== INFORMATION PROVIDED ==

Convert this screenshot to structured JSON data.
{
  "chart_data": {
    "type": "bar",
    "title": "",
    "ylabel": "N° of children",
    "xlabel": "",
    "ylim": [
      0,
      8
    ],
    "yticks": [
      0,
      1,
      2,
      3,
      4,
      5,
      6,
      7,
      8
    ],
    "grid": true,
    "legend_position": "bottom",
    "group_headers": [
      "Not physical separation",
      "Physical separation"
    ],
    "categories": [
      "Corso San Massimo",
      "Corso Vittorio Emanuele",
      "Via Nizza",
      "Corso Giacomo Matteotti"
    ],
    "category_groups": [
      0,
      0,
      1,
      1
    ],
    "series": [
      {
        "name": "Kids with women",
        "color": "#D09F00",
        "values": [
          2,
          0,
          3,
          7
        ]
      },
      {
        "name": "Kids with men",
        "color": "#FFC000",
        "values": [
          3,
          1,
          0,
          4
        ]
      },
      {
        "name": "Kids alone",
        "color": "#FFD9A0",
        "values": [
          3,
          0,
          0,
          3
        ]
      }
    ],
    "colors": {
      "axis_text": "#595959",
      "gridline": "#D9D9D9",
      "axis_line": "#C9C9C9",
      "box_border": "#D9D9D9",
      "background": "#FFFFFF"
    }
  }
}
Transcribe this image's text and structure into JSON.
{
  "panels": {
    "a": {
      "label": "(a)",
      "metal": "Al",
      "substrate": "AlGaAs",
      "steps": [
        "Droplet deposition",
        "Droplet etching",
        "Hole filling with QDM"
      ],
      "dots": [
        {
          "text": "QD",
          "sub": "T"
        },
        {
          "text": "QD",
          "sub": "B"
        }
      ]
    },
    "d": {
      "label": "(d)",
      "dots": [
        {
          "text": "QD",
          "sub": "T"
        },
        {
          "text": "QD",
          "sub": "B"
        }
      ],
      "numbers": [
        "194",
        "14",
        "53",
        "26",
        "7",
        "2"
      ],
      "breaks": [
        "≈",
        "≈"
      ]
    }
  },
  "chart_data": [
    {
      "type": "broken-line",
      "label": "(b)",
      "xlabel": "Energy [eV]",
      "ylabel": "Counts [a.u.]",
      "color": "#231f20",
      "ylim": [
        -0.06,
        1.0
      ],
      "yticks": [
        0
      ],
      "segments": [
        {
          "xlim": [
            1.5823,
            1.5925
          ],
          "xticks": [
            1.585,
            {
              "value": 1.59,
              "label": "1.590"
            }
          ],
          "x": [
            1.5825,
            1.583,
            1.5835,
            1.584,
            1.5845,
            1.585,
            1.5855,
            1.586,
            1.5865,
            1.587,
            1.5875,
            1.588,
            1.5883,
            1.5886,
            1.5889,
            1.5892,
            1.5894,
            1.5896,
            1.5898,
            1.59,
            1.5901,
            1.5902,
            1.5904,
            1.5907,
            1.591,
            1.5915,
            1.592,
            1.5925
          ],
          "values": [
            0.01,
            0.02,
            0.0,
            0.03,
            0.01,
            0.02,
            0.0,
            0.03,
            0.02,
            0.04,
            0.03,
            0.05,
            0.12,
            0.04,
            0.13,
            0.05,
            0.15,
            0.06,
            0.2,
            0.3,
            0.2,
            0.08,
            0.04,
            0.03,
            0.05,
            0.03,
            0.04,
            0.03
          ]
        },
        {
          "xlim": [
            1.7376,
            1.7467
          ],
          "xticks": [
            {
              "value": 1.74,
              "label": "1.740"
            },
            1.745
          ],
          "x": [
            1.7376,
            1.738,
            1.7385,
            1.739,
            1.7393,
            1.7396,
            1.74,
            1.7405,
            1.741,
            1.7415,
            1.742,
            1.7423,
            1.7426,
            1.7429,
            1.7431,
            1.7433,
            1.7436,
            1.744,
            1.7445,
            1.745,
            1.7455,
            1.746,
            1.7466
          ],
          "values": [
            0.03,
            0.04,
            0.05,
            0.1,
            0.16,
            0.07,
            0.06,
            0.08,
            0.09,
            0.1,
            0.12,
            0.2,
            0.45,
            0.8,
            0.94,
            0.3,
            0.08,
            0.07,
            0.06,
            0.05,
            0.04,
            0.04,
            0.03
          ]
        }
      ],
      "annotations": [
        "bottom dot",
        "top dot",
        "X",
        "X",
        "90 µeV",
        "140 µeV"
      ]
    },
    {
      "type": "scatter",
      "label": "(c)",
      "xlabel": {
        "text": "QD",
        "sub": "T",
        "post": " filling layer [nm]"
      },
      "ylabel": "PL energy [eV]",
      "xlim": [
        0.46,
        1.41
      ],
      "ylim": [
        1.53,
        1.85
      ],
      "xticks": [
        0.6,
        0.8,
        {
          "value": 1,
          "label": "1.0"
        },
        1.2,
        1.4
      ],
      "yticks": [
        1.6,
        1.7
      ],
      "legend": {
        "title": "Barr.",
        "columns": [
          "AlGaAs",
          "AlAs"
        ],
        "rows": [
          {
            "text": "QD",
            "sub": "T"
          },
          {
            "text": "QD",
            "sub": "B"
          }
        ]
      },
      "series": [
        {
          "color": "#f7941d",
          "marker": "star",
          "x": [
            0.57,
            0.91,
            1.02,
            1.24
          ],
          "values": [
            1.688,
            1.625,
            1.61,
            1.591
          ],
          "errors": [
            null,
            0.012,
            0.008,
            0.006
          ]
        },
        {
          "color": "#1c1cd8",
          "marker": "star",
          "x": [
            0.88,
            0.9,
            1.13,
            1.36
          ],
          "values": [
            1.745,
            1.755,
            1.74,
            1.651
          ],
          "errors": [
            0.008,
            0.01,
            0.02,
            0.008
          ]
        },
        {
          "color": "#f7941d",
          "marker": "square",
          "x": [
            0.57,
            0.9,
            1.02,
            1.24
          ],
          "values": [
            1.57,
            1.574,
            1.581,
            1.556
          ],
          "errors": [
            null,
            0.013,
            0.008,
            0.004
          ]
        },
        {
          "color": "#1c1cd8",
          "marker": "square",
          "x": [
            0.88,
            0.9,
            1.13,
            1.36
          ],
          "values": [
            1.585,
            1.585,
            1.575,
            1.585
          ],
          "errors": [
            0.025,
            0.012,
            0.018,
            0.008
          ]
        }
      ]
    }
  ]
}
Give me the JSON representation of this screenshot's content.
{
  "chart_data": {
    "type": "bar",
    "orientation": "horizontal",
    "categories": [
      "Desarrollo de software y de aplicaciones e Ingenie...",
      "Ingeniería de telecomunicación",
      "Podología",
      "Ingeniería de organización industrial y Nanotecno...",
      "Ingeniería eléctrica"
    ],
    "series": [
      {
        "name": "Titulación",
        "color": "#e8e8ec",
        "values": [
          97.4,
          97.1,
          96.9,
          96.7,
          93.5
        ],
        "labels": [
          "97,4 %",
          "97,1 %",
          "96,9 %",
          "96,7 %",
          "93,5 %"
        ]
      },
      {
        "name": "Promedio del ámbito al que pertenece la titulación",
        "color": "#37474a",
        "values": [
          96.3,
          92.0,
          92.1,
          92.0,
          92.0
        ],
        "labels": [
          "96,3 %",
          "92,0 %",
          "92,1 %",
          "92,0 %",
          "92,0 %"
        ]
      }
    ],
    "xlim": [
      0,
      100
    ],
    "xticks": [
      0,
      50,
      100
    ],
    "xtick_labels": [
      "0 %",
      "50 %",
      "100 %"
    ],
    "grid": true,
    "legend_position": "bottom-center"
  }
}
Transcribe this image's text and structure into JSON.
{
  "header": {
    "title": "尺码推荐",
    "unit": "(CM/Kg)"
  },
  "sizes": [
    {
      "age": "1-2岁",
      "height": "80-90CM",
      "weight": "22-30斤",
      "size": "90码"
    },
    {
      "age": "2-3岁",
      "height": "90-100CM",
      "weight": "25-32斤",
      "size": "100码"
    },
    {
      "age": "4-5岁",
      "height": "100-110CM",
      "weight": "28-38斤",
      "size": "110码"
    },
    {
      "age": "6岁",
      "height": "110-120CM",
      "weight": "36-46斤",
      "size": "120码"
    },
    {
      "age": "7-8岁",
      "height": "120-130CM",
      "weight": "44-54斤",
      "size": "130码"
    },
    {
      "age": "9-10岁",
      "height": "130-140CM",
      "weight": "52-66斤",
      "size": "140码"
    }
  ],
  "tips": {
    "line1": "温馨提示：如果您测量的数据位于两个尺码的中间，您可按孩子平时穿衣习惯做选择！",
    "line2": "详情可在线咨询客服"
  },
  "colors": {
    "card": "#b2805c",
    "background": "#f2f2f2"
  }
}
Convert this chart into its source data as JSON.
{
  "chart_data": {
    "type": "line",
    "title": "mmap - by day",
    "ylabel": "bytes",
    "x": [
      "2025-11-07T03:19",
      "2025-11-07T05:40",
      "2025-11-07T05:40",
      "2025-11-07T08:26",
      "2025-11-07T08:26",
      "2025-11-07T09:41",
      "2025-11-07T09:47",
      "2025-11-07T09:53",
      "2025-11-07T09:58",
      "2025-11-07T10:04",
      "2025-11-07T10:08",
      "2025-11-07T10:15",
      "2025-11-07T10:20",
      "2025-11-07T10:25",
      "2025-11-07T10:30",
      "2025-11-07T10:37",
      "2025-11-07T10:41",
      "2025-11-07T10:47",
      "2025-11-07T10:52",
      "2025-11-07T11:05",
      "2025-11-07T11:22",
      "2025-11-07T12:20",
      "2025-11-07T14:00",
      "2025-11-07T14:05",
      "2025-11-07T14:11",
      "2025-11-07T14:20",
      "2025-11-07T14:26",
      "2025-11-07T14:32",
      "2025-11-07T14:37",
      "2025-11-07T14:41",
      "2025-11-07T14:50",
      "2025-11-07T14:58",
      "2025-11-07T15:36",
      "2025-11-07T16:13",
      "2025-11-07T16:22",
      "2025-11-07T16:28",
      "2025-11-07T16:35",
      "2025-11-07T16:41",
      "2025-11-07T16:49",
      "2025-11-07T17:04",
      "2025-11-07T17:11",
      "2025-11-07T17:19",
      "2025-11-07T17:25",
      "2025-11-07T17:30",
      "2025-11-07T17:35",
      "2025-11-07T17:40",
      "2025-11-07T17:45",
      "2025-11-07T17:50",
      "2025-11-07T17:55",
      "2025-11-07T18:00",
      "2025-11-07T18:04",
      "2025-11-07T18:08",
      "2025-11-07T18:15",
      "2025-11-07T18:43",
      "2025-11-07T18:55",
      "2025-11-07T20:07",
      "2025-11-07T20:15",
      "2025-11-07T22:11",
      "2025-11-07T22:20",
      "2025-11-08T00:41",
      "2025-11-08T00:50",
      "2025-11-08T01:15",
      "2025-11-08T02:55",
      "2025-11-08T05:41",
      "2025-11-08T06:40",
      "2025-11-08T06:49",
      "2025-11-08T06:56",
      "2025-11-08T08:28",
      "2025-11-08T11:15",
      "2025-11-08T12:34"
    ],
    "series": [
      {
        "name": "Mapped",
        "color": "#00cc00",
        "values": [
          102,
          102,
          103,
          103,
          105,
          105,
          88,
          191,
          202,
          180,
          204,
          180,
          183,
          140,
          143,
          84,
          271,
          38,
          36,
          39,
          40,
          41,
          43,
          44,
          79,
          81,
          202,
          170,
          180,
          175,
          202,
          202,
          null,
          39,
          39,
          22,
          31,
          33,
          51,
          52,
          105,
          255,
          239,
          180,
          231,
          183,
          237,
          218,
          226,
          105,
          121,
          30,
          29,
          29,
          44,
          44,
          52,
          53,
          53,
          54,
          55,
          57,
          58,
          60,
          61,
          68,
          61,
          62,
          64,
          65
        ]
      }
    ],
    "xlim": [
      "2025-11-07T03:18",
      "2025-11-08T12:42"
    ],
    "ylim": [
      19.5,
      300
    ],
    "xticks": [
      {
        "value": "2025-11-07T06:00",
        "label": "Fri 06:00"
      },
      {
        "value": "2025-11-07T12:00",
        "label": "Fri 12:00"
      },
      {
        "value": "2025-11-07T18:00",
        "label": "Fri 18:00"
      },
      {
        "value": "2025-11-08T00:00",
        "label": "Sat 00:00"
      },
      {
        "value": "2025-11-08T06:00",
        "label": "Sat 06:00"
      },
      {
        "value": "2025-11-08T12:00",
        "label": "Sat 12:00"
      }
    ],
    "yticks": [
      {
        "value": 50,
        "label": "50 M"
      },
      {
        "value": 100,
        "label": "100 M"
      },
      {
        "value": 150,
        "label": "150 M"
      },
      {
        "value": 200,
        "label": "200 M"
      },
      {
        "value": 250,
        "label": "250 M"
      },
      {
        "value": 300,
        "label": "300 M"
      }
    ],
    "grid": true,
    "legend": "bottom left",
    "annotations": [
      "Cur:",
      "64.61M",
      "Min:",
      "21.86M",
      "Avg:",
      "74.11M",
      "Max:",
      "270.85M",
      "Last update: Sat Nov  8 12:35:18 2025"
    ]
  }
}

===

● EXERCISE OBJECTIVE
Look for the word "with" in every line of the listing and copy the lines that have it.

● RESULT FOR THIS TASK
        "name": "Kids with women",
        "name": "Kids with men",
        "Hole filling with QDM"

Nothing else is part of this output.